Short exercise:
Write out every entry exactly as it stands.

━━━━━ Data for the task

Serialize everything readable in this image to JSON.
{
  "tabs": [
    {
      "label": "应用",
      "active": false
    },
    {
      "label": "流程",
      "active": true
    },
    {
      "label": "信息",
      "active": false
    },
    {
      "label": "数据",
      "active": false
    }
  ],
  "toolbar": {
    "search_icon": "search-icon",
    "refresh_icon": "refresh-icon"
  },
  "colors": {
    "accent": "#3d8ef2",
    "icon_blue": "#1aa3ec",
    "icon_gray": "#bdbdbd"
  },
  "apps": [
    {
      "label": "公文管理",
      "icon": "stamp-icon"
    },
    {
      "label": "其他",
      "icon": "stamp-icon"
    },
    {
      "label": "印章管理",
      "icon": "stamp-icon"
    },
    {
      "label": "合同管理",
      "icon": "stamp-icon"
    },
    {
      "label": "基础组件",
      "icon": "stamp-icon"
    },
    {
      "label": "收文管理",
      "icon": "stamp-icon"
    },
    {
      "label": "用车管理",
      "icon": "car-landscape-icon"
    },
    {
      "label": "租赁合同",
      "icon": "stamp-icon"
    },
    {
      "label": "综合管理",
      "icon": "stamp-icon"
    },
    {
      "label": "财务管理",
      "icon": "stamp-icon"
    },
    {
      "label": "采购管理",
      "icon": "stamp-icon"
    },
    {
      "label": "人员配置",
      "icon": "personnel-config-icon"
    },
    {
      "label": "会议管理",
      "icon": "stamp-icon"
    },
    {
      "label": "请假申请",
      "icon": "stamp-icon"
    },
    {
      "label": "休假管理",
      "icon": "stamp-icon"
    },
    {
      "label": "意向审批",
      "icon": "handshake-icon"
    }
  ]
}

━━━━━━━━━━

Response for this exercise:
Serialize everything readable in this image to JSON.
{
  "tabs": [
    {
      "label": "应用",
      "active": false
    },
    {
      "label": "流程",
      "active": true
    },
    {
      "label": "信息",
      "active": false
    },
    {
      "label": "数据",
      "active": false
    }
  ],
  "toolbar": {
    "search_icon": "search-icon",
    "refresh_icon": "refresh-icon"
  },
  "colors": {
    "accent": "#3d8ef2",
    "icon_blue": "#1aa3ec",
    "icon_gray": "#bdbdbd"
  },
  "apps": [
    {
      "label": "公文管理",
      "icon": "stamp-icon"
    },
    {
      "label": "其他",
      "icon": "stamp-icon"
    },
    {
      "label": "印章管理",
      "icon": "stamp-icon"
    },
    {
      "label": "合同管理",
      "icon": "stamp-icon"
    },
    {
      "label": "基础组件",
      "icon": "stamp-icon"
    },
    {
      "label": "收文管理",
      "icon": "stamp-icon"
    },
    {
      "label": "用车管理",
      "icon": "car-landscape-icon"
    },
    {
      "label": "租赁合同",
      "icon": "stamp-icon"
    },
    {
      "label": "综合管理",
      "icon": "stamp-icon"
    },
    {
      "label": "财务管理",
      "icon": "stamp-icon"
    },
    {
      "label": "采购管理",
      "icon": "stamp-icon"
    },
    {
      "label": "人员配置",
      "icon": "personnel-config-icon"
    },
    {
      "label": "会议管理",
      "icon": "stamp-icon"
    },
    {
      "label": "请假申请",
      "icon": "stamp-icon"
    },
    {
      "label": "休假管理",
      "icon": "stamp-icon"
    },
    {
      "label": "意向审批",
      "icon": "handshake-icon"
    }
  ]
}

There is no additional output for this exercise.